──────── Records for this exercise

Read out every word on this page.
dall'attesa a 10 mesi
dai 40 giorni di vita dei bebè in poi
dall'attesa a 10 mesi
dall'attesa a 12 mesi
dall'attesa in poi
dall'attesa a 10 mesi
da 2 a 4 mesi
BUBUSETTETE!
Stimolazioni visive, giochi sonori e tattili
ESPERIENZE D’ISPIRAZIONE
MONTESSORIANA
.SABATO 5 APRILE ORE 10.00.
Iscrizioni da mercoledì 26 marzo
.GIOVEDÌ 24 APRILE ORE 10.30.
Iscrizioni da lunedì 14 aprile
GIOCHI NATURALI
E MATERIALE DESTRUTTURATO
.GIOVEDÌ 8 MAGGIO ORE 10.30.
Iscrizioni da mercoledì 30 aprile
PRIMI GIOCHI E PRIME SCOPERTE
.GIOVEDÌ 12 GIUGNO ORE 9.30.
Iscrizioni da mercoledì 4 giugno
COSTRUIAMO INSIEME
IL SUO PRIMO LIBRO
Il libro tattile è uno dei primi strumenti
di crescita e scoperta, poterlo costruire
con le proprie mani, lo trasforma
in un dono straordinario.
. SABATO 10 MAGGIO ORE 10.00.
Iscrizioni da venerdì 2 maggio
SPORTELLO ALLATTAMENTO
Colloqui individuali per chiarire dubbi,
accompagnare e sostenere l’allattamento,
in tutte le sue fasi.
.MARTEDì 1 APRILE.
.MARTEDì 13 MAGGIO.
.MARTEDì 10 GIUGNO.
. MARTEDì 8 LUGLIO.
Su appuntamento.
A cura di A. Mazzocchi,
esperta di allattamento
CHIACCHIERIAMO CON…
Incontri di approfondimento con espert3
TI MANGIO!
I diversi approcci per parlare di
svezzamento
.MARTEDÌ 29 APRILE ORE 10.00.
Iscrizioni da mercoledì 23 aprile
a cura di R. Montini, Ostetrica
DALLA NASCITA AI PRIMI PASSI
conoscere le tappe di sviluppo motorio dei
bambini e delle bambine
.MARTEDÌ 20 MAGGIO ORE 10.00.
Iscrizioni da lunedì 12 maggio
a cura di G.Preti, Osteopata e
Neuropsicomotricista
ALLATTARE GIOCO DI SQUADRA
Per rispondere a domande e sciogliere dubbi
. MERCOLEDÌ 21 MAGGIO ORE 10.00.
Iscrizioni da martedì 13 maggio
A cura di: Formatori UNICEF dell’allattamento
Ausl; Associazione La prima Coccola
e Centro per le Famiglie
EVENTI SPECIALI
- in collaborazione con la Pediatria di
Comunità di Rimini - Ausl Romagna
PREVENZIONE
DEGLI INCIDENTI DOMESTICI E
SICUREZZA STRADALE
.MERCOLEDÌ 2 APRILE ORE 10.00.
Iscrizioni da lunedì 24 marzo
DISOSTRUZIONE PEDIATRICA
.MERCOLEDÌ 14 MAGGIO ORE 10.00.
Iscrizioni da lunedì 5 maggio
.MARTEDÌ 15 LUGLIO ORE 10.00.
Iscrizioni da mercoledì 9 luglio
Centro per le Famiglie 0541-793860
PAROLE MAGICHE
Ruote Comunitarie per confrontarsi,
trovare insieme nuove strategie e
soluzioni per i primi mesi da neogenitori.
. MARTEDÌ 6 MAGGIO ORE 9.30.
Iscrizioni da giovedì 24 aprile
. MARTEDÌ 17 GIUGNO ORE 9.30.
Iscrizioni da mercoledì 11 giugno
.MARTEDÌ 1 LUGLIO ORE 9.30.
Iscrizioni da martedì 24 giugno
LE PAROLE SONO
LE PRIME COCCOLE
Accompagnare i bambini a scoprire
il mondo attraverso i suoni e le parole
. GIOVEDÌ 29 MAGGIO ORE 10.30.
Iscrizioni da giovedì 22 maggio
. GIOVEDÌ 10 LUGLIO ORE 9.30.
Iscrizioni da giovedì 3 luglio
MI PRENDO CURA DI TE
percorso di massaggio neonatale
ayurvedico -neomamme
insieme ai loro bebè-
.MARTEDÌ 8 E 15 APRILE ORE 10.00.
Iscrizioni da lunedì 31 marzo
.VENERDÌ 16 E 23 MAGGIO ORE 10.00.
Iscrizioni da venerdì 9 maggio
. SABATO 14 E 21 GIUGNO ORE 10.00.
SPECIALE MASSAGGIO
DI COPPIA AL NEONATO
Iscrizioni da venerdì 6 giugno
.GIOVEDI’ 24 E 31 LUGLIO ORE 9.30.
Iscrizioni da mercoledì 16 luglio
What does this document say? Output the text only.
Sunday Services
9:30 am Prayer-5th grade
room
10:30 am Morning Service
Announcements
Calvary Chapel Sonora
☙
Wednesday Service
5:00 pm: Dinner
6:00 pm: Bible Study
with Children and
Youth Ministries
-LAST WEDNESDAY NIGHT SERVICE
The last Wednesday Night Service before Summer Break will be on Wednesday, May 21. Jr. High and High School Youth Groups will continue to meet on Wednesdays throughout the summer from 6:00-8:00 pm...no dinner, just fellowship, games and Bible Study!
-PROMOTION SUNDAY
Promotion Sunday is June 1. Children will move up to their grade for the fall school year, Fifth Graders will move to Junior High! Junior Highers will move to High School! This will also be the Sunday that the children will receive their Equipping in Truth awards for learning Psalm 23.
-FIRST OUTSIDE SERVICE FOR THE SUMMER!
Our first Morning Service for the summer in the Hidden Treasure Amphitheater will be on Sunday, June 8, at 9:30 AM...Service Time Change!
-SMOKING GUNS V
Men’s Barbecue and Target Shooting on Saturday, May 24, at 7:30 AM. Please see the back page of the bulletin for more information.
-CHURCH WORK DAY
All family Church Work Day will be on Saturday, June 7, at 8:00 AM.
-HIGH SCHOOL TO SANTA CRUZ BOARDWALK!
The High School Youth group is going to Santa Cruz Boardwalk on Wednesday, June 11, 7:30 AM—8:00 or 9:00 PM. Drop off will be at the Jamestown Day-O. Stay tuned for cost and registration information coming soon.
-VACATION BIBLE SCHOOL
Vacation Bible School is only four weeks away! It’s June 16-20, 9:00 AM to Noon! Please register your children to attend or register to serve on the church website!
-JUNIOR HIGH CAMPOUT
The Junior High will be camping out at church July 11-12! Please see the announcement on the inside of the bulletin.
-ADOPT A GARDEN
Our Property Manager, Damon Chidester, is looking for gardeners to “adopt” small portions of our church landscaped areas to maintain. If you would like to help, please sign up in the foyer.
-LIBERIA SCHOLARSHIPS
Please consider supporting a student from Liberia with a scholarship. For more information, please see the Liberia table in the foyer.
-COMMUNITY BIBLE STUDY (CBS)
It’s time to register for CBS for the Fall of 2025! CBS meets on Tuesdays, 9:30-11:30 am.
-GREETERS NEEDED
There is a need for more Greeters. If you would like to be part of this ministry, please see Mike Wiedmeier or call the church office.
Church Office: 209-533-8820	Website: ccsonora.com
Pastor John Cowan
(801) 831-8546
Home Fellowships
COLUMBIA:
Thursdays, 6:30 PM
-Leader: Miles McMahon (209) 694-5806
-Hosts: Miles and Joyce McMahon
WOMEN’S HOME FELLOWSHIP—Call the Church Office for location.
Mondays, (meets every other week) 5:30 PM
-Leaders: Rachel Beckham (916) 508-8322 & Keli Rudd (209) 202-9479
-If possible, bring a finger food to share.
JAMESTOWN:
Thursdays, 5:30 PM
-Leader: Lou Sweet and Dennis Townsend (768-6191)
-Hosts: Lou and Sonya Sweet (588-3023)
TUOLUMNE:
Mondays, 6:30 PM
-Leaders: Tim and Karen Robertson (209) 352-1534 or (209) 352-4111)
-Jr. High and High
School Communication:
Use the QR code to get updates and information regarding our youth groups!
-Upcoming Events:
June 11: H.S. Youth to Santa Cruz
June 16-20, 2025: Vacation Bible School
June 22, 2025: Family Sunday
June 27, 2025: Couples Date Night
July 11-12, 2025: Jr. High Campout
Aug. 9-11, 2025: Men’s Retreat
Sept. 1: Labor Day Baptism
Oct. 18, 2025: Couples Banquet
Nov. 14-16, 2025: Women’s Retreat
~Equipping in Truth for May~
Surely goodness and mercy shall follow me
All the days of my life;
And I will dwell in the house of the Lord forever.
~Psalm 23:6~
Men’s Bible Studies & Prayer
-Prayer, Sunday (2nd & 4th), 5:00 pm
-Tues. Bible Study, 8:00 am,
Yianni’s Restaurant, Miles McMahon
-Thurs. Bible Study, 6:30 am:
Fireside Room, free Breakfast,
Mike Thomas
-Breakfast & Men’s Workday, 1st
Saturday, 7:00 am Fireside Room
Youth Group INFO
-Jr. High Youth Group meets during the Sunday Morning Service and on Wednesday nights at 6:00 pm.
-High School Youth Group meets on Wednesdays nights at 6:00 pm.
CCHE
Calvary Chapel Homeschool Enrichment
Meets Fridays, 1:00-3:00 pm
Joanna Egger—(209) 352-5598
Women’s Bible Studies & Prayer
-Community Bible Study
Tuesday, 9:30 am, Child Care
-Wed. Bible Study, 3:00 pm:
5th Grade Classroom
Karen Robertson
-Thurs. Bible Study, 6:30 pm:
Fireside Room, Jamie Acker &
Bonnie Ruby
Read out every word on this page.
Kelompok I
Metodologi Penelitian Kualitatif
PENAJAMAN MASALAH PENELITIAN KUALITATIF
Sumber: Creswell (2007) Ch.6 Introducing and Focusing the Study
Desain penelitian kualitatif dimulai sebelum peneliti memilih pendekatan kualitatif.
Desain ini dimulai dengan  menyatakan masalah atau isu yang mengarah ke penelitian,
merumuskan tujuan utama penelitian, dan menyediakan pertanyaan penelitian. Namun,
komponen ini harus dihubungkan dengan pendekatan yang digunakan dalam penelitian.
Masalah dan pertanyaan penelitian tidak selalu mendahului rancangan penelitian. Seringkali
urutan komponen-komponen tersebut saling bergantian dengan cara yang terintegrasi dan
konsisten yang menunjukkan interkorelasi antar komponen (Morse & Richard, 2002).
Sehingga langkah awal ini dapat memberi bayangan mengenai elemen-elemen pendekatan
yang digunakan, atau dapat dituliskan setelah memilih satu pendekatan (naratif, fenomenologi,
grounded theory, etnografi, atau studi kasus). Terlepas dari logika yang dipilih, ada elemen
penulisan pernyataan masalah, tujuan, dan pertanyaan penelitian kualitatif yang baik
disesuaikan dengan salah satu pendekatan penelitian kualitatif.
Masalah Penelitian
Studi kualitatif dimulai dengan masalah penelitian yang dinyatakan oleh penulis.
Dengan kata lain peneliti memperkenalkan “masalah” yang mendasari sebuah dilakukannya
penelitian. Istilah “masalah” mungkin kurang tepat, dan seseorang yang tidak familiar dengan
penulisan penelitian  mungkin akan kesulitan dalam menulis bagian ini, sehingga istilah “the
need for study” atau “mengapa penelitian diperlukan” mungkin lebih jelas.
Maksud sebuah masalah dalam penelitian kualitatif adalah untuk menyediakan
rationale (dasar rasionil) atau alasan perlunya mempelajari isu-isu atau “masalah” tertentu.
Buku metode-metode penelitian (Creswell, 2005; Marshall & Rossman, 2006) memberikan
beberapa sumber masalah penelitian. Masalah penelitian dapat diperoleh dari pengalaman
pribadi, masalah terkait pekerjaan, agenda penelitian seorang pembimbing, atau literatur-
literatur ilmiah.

────────────────

- [Stated exercise]
Determine how many lines of the listing hold the word "Karen" and reply with that figure alone.

- [Task output]
2